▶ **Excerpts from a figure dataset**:
§ §
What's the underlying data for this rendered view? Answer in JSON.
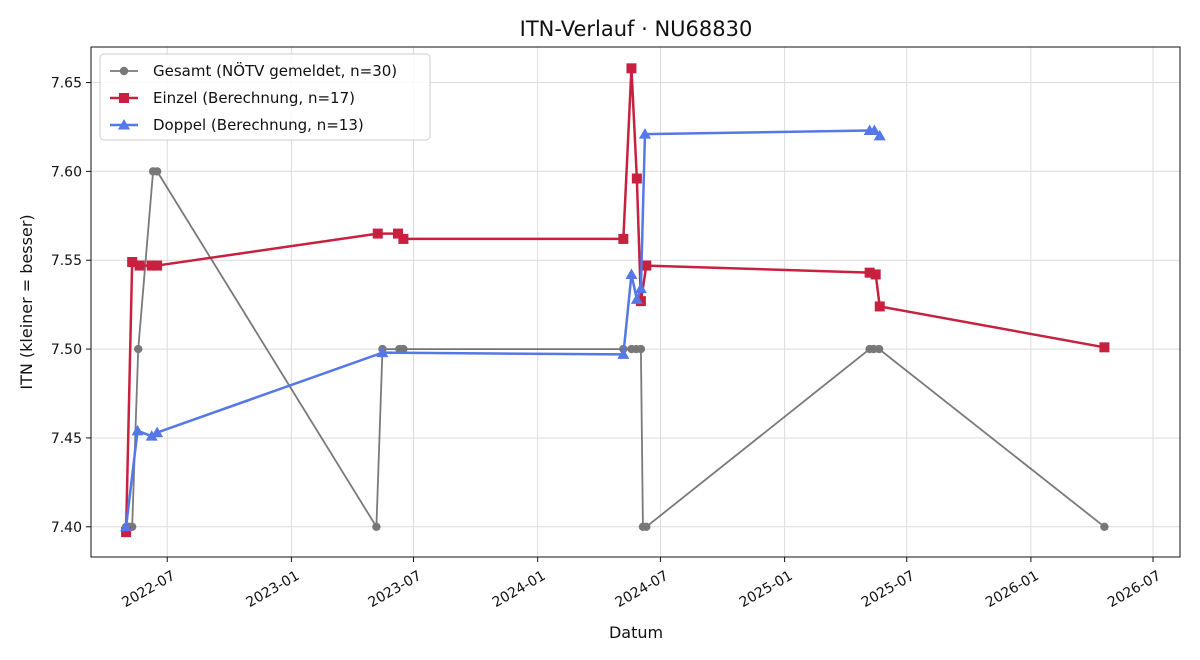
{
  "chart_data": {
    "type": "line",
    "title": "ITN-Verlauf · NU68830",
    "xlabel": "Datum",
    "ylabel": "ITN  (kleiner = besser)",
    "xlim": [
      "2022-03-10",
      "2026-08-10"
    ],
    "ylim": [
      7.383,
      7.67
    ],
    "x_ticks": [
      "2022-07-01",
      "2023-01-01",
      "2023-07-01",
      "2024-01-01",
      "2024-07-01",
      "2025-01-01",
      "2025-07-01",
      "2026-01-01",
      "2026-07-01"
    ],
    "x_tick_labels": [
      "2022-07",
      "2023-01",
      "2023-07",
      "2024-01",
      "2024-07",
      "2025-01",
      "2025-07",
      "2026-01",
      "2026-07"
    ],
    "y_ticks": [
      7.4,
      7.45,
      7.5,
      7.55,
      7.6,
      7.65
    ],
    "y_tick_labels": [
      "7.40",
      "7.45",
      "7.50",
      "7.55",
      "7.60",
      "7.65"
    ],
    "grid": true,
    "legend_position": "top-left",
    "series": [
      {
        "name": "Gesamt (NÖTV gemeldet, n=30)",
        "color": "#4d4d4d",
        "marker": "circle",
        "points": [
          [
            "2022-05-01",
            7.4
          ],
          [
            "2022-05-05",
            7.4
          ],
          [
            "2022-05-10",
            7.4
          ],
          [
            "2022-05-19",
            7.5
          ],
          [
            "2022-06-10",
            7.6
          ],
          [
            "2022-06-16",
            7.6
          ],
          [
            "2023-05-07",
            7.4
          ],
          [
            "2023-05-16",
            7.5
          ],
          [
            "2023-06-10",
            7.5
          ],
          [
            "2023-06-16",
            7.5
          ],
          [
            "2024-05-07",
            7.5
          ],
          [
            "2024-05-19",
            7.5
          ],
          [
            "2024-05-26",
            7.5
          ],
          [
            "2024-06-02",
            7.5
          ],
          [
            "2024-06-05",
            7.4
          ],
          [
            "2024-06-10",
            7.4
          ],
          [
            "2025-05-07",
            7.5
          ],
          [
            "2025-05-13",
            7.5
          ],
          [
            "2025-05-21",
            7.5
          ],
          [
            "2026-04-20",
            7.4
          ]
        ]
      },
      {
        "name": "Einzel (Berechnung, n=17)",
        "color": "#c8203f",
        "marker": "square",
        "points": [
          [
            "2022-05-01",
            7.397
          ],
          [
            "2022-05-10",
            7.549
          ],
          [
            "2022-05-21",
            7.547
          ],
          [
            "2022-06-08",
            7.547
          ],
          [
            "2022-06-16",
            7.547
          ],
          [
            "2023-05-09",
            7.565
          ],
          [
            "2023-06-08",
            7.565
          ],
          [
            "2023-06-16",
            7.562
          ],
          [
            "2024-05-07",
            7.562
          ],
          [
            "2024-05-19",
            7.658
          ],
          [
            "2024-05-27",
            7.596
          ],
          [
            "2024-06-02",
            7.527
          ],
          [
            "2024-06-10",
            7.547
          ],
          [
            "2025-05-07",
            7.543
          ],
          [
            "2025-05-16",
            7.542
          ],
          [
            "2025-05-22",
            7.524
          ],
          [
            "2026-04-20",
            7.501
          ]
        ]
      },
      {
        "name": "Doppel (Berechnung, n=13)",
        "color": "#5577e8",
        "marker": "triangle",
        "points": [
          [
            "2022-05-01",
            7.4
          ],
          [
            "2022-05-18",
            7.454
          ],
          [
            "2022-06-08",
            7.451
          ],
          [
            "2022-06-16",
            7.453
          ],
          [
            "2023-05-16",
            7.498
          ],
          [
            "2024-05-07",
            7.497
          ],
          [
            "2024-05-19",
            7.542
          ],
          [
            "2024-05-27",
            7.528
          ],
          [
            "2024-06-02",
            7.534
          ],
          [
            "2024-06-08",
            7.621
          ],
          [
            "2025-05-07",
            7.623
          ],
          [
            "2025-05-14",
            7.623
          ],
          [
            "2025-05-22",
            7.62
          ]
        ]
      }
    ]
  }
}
§ §
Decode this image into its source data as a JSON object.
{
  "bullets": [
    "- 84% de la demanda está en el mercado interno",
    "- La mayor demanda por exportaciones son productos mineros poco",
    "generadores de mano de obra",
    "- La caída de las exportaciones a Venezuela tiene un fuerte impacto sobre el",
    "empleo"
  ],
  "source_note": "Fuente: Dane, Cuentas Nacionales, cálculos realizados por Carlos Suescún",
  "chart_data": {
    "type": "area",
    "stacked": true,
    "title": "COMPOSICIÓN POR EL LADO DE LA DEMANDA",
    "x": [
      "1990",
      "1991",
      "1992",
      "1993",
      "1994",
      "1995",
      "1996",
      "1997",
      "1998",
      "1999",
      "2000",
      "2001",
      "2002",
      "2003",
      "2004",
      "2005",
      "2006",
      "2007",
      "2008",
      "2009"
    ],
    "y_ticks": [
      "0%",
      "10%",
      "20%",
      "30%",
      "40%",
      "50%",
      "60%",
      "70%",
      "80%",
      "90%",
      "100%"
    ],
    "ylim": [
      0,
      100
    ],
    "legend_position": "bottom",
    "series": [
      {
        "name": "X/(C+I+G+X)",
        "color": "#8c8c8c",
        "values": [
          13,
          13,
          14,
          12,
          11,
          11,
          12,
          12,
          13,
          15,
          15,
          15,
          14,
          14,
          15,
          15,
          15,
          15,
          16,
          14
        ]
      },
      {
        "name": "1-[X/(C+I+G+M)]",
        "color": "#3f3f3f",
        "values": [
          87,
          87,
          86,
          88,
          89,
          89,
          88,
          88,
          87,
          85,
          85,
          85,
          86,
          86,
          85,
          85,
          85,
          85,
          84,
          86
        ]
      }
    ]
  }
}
§ §
▶ **DIRECTIVE**: Search the listing for the word "marker" and return each line that holds it.

▶ **SOLVED PROBLEM**:
        "marker": "circle",
        "marker": "square",
        "marker": "triangle",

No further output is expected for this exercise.